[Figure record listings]

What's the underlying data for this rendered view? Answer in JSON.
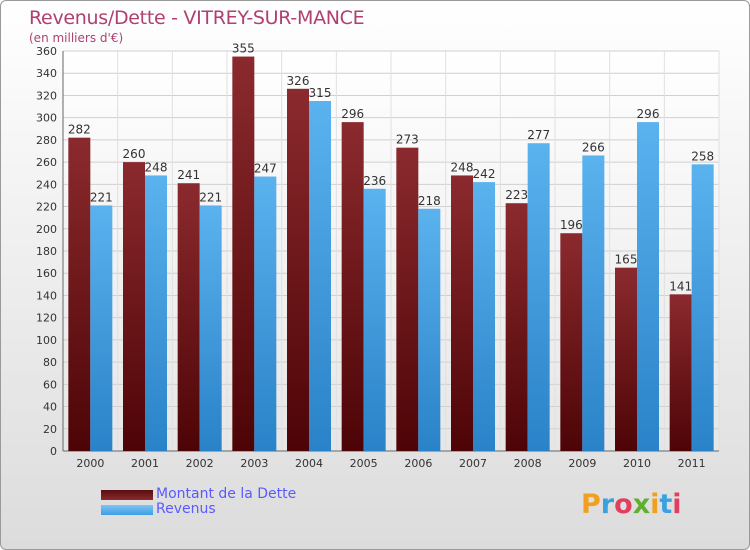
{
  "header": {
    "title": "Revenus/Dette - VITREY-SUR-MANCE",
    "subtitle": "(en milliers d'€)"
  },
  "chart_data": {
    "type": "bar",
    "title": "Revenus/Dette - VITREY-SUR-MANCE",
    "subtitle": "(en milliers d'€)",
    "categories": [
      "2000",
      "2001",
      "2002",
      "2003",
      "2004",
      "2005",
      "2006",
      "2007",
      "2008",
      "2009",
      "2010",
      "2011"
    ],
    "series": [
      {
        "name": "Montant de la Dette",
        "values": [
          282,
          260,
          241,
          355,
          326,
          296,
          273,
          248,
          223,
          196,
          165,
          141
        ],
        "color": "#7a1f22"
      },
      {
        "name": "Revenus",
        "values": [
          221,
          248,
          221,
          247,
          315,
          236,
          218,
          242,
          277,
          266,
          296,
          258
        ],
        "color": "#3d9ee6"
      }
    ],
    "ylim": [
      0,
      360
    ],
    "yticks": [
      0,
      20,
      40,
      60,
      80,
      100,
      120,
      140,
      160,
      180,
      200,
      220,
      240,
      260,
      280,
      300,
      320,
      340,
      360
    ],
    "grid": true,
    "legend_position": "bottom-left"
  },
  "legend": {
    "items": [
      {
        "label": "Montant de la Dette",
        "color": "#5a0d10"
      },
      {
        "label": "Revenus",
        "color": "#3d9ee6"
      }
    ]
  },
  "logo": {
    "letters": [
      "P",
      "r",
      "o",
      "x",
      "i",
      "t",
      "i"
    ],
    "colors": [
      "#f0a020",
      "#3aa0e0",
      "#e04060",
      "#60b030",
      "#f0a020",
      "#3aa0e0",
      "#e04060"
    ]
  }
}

==

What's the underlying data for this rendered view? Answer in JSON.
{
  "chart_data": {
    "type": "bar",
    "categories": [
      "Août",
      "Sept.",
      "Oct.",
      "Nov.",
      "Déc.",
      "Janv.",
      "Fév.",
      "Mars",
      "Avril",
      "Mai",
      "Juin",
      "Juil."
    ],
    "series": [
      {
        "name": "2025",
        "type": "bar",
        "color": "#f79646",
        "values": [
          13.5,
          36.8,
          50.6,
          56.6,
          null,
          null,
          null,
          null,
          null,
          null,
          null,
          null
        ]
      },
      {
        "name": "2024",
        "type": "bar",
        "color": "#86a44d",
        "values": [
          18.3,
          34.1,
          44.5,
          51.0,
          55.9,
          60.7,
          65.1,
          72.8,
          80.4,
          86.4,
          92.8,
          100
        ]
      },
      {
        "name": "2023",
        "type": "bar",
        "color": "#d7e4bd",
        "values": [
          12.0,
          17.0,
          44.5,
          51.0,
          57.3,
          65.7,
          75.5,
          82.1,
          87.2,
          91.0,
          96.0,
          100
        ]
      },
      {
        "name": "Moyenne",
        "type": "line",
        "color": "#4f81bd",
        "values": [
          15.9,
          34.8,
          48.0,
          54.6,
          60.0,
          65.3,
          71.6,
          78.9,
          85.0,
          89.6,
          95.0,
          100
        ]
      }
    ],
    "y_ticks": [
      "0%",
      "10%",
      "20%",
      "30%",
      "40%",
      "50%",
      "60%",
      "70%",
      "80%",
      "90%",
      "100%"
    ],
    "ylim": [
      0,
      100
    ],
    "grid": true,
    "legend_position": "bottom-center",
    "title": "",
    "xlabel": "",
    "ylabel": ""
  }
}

==

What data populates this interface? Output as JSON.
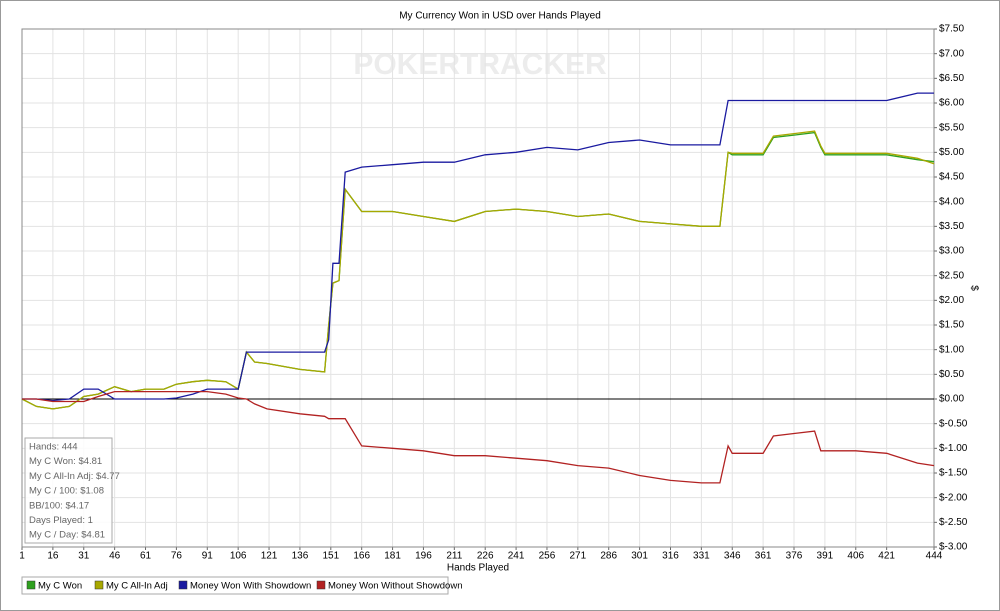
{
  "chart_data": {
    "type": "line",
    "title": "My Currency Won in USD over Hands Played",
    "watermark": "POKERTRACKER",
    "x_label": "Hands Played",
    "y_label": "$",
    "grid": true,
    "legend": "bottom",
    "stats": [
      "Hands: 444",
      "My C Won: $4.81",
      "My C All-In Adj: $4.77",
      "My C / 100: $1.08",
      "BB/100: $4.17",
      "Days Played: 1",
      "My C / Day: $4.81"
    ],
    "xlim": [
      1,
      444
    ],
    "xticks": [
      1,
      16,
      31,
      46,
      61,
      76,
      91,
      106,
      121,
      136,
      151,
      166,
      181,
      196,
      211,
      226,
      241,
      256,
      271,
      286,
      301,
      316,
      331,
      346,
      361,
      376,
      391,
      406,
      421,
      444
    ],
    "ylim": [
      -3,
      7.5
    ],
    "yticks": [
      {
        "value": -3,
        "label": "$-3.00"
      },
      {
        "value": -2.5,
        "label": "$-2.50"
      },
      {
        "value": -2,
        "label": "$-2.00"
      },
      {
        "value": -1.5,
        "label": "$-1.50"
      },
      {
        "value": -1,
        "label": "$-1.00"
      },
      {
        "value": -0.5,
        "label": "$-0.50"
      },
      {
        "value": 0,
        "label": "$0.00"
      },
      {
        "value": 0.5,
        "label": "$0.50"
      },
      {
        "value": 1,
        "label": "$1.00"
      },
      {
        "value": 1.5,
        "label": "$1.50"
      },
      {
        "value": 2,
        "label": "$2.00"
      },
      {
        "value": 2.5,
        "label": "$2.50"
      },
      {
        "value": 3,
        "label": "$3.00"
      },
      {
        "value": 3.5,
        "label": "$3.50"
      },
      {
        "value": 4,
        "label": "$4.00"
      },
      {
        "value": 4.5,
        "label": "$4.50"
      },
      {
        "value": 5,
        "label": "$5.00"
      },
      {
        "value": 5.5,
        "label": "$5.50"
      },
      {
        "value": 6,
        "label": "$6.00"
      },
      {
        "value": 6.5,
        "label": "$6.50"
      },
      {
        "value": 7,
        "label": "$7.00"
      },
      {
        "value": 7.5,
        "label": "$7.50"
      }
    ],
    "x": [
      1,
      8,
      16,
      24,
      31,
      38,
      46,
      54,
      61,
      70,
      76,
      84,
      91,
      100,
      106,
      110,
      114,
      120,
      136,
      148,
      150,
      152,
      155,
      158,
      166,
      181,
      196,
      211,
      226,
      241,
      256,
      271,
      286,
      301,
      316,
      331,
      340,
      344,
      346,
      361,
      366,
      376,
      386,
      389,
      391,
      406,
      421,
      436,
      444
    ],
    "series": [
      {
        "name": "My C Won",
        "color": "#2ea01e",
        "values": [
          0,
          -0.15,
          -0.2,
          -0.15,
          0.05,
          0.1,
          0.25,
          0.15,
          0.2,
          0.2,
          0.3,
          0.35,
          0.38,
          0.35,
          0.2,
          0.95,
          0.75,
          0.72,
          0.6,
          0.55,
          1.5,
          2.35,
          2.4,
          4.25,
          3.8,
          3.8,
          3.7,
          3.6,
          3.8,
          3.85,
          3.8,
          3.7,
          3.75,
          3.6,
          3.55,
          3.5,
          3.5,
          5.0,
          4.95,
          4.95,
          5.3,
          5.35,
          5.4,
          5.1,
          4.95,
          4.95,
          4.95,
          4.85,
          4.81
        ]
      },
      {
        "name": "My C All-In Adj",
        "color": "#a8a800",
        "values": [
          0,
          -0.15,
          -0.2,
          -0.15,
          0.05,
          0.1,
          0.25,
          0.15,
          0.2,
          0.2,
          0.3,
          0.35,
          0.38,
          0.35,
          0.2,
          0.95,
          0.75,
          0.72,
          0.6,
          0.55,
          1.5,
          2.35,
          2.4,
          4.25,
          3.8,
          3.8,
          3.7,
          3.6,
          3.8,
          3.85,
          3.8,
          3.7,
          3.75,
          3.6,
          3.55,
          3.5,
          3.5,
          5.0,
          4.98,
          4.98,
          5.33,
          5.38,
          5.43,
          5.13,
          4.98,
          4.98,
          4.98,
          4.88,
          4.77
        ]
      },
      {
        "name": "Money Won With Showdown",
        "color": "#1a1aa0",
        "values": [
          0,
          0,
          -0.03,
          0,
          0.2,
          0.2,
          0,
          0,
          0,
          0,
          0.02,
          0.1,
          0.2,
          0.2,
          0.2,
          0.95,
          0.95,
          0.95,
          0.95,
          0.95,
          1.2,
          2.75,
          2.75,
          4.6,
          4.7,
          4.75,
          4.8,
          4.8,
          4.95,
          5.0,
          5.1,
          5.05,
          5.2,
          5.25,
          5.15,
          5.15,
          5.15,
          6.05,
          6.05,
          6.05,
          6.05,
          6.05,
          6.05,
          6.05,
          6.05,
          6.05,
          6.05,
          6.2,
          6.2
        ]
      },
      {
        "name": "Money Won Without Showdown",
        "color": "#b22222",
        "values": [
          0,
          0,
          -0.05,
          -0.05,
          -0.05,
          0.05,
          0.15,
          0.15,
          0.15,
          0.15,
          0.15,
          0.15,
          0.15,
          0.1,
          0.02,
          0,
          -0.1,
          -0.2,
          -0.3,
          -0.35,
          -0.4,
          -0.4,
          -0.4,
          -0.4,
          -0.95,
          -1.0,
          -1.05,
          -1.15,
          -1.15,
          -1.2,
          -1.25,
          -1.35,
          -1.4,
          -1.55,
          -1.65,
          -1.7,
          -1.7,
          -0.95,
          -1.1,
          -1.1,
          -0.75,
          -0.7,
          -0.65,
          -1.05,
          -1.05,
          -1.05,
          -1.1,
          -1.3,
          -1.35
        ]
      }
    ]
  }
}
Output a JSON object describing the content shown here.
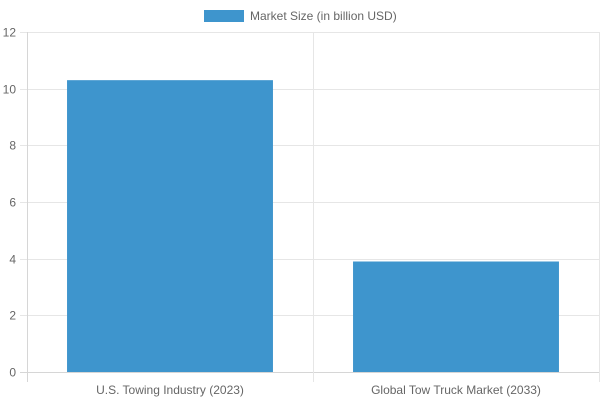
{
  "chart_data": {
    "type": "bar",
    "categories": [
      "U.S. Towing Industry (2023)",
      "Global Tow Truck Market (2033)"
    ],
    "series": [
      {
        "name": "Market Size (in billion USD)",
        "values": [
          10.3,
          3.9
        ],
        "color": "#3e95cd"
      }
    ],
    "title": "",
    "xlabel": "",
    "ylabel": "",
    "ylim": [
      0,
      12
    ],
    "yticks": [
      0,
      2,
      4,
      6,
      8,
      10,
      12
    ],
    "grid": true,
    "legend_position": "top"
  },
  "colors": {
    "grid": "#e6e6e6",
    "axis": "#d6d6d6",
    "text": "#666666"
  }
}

» **STATED EXERCISE**: Reply with nothing but the number of lines that contain the word "Revenus".

» **WRITTEN RESPONSE**: 4